▶ _Task to carry out_: All entries should be output exactly as they stand.

▶ _Dataset items_:
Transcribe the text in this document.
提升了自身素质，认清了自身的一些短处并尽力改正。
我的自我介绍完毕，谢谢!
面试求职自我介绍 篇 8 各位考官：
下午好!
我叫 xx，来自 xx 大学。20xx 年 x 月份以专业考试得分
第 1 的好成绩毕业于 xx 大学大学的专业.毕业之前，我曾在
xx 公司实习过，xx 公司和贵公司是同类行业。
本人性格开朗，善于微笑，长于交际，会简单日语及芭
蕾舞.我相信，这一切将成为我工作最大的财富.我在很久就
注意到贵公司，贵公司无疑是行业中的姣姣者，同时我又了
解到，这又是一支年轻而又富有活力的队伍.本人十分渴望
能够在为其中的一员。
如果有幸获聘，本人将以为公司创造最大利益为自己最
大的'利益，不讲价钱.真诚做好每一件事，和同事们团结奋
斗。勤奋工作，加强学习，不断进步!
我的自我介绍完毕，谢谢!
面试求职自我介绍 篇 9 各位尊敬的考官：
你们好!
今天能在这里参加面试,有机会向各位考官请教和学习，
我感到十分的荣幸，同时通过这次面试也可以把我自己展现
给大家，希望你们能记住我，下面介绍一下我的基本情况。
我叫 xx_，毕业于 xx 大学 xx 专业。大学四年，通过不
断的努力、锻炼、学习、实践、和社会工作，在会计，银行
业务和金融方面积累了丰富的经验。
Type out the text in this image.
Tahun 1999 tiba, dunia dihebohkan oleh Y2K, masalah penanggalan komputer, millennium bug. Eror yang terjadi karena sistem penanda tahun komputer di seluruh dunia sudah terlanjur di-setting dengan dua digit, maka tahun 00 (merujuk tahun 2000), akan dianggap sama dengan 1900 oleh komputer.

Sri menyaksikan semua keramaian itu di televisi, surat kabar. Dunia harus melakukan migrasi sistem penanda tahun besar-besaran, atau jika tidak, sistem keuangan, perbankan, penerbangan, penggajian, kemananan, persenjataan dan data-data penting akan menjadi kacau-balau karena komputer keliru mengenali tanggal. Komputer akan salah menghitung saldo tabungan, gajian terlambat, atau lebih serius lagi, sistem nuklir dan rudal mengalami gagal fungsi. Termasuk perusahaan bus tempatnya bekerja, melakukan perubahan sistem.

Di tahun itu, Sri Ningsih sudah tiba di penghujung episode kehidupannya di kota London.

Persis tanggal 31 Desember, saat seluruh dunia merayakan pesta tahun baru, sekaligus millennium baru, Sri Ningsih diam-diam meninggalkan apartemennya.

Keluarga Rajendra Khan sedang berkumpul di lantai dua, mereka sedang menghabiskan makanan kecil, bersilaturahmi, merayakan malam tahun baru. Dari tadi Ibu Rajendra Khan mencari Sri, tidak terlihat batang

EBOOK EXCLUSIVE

▶ _Output below_:
Transcribe the text in this document.
提升了自身素质，认清了自身的一些短处并尽力改正。
我的自我介绍完毕，谢谢!
面试求职自我介绍 篇 8 各位考官：
下午好!
我叫 xx，来自 xx 大学。20xx 年 x 月份以专业考试得分
第 1 的好成绩毕业于 xx 大学大学的专业.毕业之前，我曾在
xx 公司实习过，xx 公司和贵公司是同类行业。
本人性格开朗，善于微笑，长于交际，会简单日语及芭
蕾舞.我相信，这一切将成为我工作最大的财富.我在很久就
注意到贵公司，贵公司无疑是行业中的姣姣者，同时我又了
解到，这又是一支年轻而又富有活力的队伍.本人十分渴望
能够在为其中的一员。
如果有幸获聘，本人将以为公司创造最大利益为自己最
大的'利益，不讲价钱.真诚做好每一件事，和同事们团结奋
斗。勤奋工作，加强学习，不断进步!
我的自我介绍完毕，谢谢!
面试求职自我介绍 篇 9 各位尊敬的考官：
你们好!
今天能在这里参加面试,有机会向各位考官请教和学习，
我感到十分的荣幸，同时通过这次面试也可以把我自己展现
给大家，希望你们能记住我，下面介绍一下我的基本情况。
我叫 xx_，毕业于 xx 大学 xx 专业。大学四年，通过不
断的努力、锻炼、学习、实践、和社会工作，在会计，银行
业务和金融方面积累了丰富的经验。
Type out the text in this image.
Tahun 1999 tiba, dunia dihebohkan oleh Y2K, masalah penanggalan komputer, millennium bug. Eror yang terjadi karena sistem penanda tahun komputer di seluruh dunia sudah terlanjur di-setting dengan dua digit, maka tahun 00 (merujuk tahun 2000), akan dianggap sama dengan 1900 oleh komputer.

Sri menyaksikan semua keramaian itu di televisi, surat kabar. Dunia harus melakukan migrasi sistem penanda tahun besar-besaran, atau jika tidak, sistem keuangan, perbankan, penerbangan, penggajian, kemananan, persenjataan dan data-data penting akan menjadi kacau-balau karena komputer keliru mengenali tanggal. Komputer akan salah menghitung saldo tabungan, gajian terlambat, atau lebih serius lagi, sistem nuklir dan rudal mengalami gagal fungsi. Termasuk perusahaan bus tempatnya bekerja, melakukan perubahan sistem.

Di tahun itu, Sri Ningsih sudah tiba di penghujung episode kehidupannya di kota London.

Persis tanggal 31 Desember, saat seluruh dunia merayakan pesta tahun baru, sekaligus millennium baru, Sri Ningsih diam-diam meninggalkan apartemennya.

Keluarga Rajendra Khan sedang berkumpul di lantai dua, mereka sedang menghabiskan makanan kecil, bersilaturahmi, merayakan malam tahun baru. Dari tadi Ibu Rajendra Khan mencari Sri, tidak terlihat batang

EBOOK EXCLUSIVE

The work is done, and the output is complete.